▶ _Text segment_

--- START ---

That is a very broad definition for sexual harassment. It has to be, because so many things can be harassment. The keys are that it is unwanted and it makes the other person feel uncomfortable. The same thing can either be harassment or not. The key is in how it is perceived. If you do not engage in anything that could be perceived as unwanted you won't be guilty. There are many interesting cases cited, several of which may apply to the model, photographer relationship. Other rulings might apply to the sponsor, model, photographer relationship.

I believe that about 80% of the harassment at shoots is unintentional. Words come out wrong, or there are misunderstandings as to the type of event, or other things. As for the other 20%, about half of that is simply the photographer getting carried away with the flow. Things that would embarrass yourself if you heard yourself saying them elsewhere. It happens. The other half unfortunately I believe is straight out intentional harassment. I refuse to put up with that kind of abusive "photographer." That is why I have a blacklist.

Examples

At a recent photo event a photographer asked the model to pose with him while another photographer took their picture. Is this sexual harassment? It is. Certainly, the model is not there to pose with the photographers. She may be willing, but she wasn't hired for that and she may resent being asked. She may feel as if she is just a sex object. She may not want the photographer to have his hands on her body, but she might feel, even if it is not true, that if she does not submit that she won't be paid, or get a vote. For this reason it is harassment.

--- END ---

▶ _What you will do_
List each category of harassment at shoots that the text on harassment at photo shoots describes, with the share it gives for each. The data that follows can be skipped; nothing in it is needed here.

▶ _Dataset section_

--- START ---

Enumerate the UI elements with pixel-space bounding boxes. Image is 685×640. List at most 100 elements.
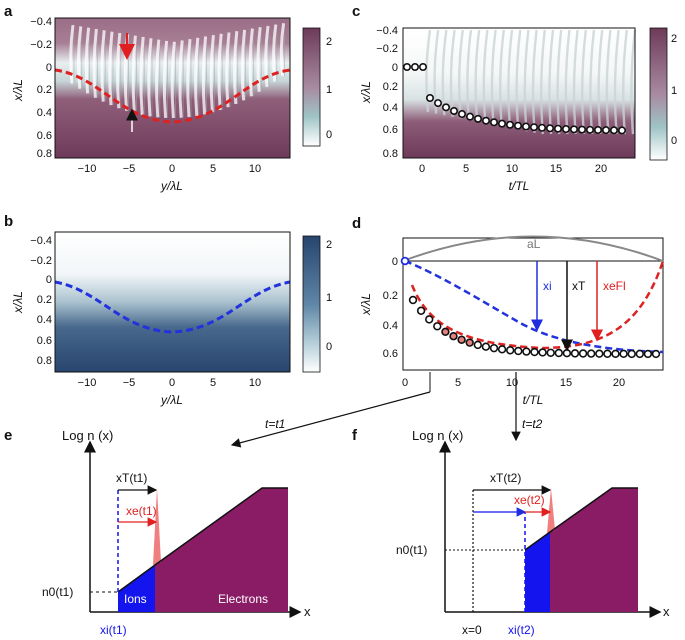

--- END ---

▶ _Complete answer_
- Unintentional harassment (words coming out wrong, misunderstandings about the type of event, or other things): about 80%
- The photographer getting carried away with the flow: about half of the remaining 20%
- Straight out intentional harassment: the other half of the remaining 20%